→ **DIRECTIONS FOR THIS TASK**
Copy every line of the material below word for word.

→ **DATA EXCERPTS**

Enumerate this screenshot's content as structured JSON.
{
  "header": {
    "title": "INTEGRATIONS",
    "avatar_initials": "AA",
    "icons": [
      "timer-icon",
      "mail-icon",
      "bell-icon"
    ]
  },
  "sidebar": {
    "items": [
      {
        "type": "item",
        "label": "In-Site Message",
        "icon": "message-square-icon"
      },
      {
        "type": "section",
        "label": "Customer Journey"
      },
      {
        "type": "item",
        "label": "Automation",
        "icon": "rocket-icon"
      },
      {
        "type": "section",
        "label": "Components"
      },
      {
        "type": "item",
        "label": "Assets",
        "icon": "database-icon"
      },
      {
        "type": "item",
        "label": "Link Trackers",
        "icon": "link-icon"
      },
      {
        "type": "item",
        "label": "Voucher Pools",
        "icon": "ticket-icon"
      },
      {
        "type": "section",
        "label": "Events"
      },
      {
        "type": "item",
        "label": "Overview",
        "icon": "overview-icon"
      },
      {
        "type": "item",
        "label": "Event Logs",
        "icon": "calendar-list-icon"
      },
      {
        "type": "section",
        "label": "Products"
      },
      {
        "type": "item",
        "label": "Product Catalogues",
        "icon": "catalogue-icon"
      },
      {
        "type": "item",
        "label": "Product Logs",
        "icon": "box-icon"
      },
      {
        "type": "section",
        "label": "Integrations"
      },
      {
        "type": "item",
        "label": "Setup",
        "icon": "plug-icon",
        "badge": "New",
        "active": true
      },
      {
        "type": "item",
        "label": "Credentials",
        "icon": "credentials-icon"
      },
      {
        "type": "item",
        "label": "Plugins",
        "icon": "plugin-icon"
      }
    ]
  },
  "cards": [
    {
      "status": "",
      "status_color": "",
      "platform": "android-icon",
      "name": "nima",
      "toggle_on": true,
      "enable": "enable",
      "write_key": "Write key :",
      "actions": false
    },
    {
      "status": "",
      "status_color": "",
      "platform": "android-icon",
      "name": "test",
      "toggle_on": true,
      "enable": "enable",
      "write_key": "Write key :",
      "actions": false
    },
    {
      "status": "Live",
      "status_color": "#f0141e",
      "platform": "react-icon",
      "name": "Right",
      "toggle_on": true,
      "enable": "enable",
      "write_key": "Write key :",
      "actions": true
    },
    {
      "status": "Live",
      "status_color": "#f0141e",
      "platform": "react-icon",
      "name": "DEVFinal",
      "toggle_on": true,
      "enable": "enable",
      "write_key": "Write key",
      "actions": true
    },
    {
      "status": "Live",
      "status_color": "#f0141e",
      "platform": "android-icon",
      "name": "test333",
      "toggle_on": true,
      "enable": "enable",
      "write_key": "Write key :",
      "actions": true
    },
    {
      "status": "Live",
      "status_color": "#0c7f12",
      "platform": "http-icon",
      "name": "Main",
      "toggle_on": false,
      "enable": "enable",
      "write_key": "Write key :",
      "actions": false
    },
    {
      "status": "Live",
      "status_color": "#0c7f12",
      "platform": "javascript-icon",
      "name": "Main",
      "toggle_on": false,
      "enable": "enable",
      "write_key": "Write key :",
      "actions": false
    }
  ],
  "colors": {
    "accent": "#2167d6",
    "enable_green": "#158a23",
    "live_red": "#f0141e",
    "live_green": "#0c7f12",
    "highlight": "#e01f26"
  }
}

→ **EXPECTED ANSWER**
Enumerate this screenshot's content as structured JSON.
{
  "header": {
    "title": "INTEGRATIONS",
    "avatar_initials": "AA",
    "icons": [
      "timer-icon",
      "mail-icon",
      "bell-icon"
    ]
  },
  "sidebar": {
    "items": [
      {
        "type": "item",
        "label": "In-Site Message",
        "icon": "message-square-icon"
      },
      {
        "type": "section",
        "label": "Customer Journey"
      },
      {
        "type": "item",
        "label": "Automation",
        "icon": "rocket-icon"
      },
      {
        "type": "section",
        "label": "Components"
      },
      {
        "type": "item",
        "label": "Assets",
        "icon": "database-icon"
      },
      {
        "type": "item",
        "label": "Link Trackers",
        "icon": "link-icon"
      },
      {
        "type": "item",
        "label": "Voucher Pools",
        "icon": "ticket-icon"
      },
      {
        "type": "section",
        "label": "Events"
      },
      {
        "type": "item",
        "label": "Overview",
        "icon": "overview-icon"
      },
      {
        "type": "item",
        "label": "Event Logs",
        "icon": "calendar-list-icon"
      },
      {
        "type": "section",
        "label": "Products"
      },
      {
        "type": "item",
        "label": "Product Catalogues",
        "icon": "catalogue-icon"
      },
      {
        "type": "item",
        "label": "Product Logs",
        "icon": "box-icon"
      },
      {
        "type": "section",
        "label": "Integrations"
      },
      {
        "type": "item",
        "label": "Setup",
        "icon": "plug-icon",
        "badge": "New",
        "active": true
      },
      {
        "type": "item",
        "label": "Credentials",
        "icon": "credentials-icon"
      },
      {
        "type": "item",
        "label": "Plugins",
        "icon": "plugin-icon"
      }
    ]
  },
  "cards": [
    {
      "status": "",
      "status_color": "",
      "platform": "android-icon",
      "name": "nima",
      "toggle_on": true,
      "enable": "enable",
      "write_key": "Write key :",
      "actions": false
    },
    {
      "status": "",
      "status_color": "",
      "platform": "android-icon",
      "name": "test",
      "toggle_on": true,
      "enable": "enable",
      "write_key": "Write key :",
      "actions": false
    },
    {
      "status": "Live",
      "status_color": "#f0141e",
      "platform": "react-icon",
      "name": "Right",
      "toggle_on": true,
      "enable": "enable",
      "write_key": "Write key :",
      "actions": true
    },
    {
      "status": "Live",
      "status_color": "#f0141e",
      "platform": "react-icon",
      "name": "DEVFinal",
      "toggle_on": true,
      "enable": "enable",
      "write_key": "Write key",
      "actions": true
    },
    {
      "status": "Live",
      "status_color": "#f0141e",
      "platform": "android-icon",
      "name": "test333",
      "toggle_on": true,
      "enable": "enable",
      "write_key": "Write key :",
      "actions": true
    },
    {
      "status": "Live",
      "status_color": "#0c7f12",
      "platform": "http-icon",
      "name": "Main",
      "toggle_on": false,
      "enable": "enable",
      "write_key": "Write key :",
      "actions": false
    },
    {
      "status": "Live",
      "status_color": "#0c7f12",
      "platform": "javascript-icon",
      "name": "Main",
      "toggle_on": false,
      "enable": "enable",
      "write_key": "Write key :",
      "actions": false
    }
  ],
  "colors": {
    "accent": "#2167d6",
    "enable_green": "#158a23",
    "live_red": "#f0141e",
    "live_green": "#0c7f12",
    "highlight": "#e01f26"
  }
}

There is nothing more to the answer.